* _Stated exercise_
Return the listing below verbatim. Pictures do not belong in the copy.

┌────────

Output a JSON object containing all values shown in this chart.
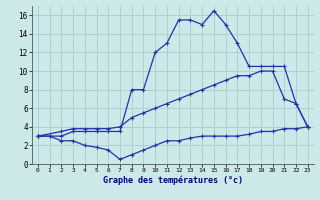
{
  "xlabel": "Graphe des températures (°c)",
  "bg_color": "#cce8e8",
  "grid_color": "#aacccc",
  "line_color": "#2233aa",
  "xlim": [
    -0.5,
    23.5
  ],
  "ylim": [
    0,
    17
  ],
  "xticks": [
    0,
    1,
    2,
    3,
    4,
    5,
    6,
    7,
    8,
    9,
    10,
    11,
    12,
    13,
    14,
    15,
    16,
    17,
    18,
    19,
    20,
    21,
    22,
    23
  ],
  "yticks": [
    0,
    2,
    4,
    6,
    8,
    10,
    12,
    14,
    16
  ],
  "line1_x": [
    0,
    1,
    2,
    3,
    4,
    5,
    6,
    7,
    8,
    9,
    10,
    11,
    12,
    13,
    14,
    15,
    16,
    17,
    18,
    19,
    20,
    21,
    22,
    23
  ],
  "line1_y": [
    3.0,
    3.0,
    3.0,
    3.5,
    3.5,
    3.5,
    3.5,
    3.5,
    8.0,
    8.0,
    12.0,
    13.0,
    15.5,
    15.5,
    15.0,
    16.5,
    15.0,
    13.0,
    10.5,
    10.5,
    10.5,
    10.5,
    6.5,
    4.0
  ],
  "line2_x": [
    0,
    2,
    3,
    4,
    5,
    6,
    7,
    8,
    9,
    10,
    11,
    12,
    13,
    14,
    15,
    16,
    17,
    18,
    19,
    20,
    21,
    22,
    23
  ],
  "line2_y": [
    3.0,
    3.5,
    3.8,
    3.8,
    3.8,
    3.8,
    4.0,
    5.0,
    5.5,
    6.0,
    6.5,
    7.0,
    7.5,
    8.0,
    8.5,
    9.0,
    9.5,
    9.5,
    10.0,
    10.0,
    7.0,
    6.5,
    4.0
  ],
  "line3_x": [
    0,
    1,
    2,
    3,
    4,
    5,
    6,
    7,
    8,
    9,
    10,
    11,
    12,
    13,
    14,
    15,
    16,
    17,
    18,
    19,
    20,
    21,
    22,
    23
  ],
  "line3_y": [
    3.0,
    3.0,
    2.5,
    2.5,
    2.0,
    1.8,
    1.5,
    0.5,
    1.0,
    1.5,
    2.0,
    2.5,
    2.5,
    2.8,
    3.0,
    3.0,
    3.0,
    3.0,
    3.2,
    3.5,
    3.5,
    3.8,
    3.8,
    4.0
  ]
}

└────────

* _Reply to the task_
Output a JSON object containing all values shown in this chart.
{
  "xlabel": "Graphe des températures (°c)",
  "bg_color": "#cce8e8",
  "grid_color": "#aacccc",
  "line_color": "#2233aa",
  "xlim": [
    -0.5,
    23.5
  ],
  "ylim": [
    0,
    17
  ],
  "xticks": [
    0,
    1,
    2,
    3,
    4,
    5,
    6,
    7,
    8,
    9,
    10,
    11,
    12,
    13,
    14,
    15,
    16,
    17,
    18,
    19,
    20,
    21,
    22,
    23
  ],
  "yticks": [
    0,
    2,
    4,
    6,
    8,
    10,
    12,
    14,
    16
  ],
  "line1_x": [
    0,
    1,
    2,
    3,
    4,
    5,
    6,
    7,
    8,
    9,
    10,
    11,
    12,
    13,
    14,
    15,
    16,
    17,
    18,
    19,
    20,
    21,
    22,
    23
  ],
  "line1_y": [
    3.0,
    3.0,
    3.0,
    3.5,
    3.5,
    3.5,
    3.5,
    3.5,
    8.0,
    8.0,
    12.0,
    13.0,
    15.5,
    15.5,
    15.0,
    16.5,
    15.0,
    13.0,
    10.5,
    10.5,
    10.5,
    10.5,
    6.5,
    4.0
  ],
  "line2_x": [
    0,
    2,
    3,
    4,
    5,
    6,
    7,
    8,
    9,
    10,
    11,
    12,
    13,
    14,
    15,
    16,
    17,
    18,
    19,
    20,
    21,
    22,
    23
  ],
  "line2_y": [
    3.0,
    3.5,
    3.8,
    3.8,
    3.8,
    3.8,
    4.0,
    5.0,
    5.5,
    6.0,
    6.5,
    7.0,
    7.5,
    8.0,
    8.5,
    9.0,
    9.5,
    9.5,
    10.0,
    10.0,
    7.0,
    6.5,
    4.0
  ],
  "line3_x": [
    0,
    1,
    2,
    3,
    4,
    5,
    6,
    7,
    8,
    9,
    10,
    11,
    12,
    13,
    14,
    15,
    16,
    17,
    18,
    19,
    20,
    21,
    22,
    23
  ],
  "line3_y": [
    3.0,
    3.0,
    2.5,
    2.5,
    2.0,
    1.8,
    1.5,
    0.5,
    1.0,
    1.5,
    2.0,
    2.5,
    2.5,
    2.8,
    3.0,
    3.0,
    3.0,
    3.0,
    3.2,
    3.5,
    3.5,
    3.8,
    3.8,
    4.0
  ]
}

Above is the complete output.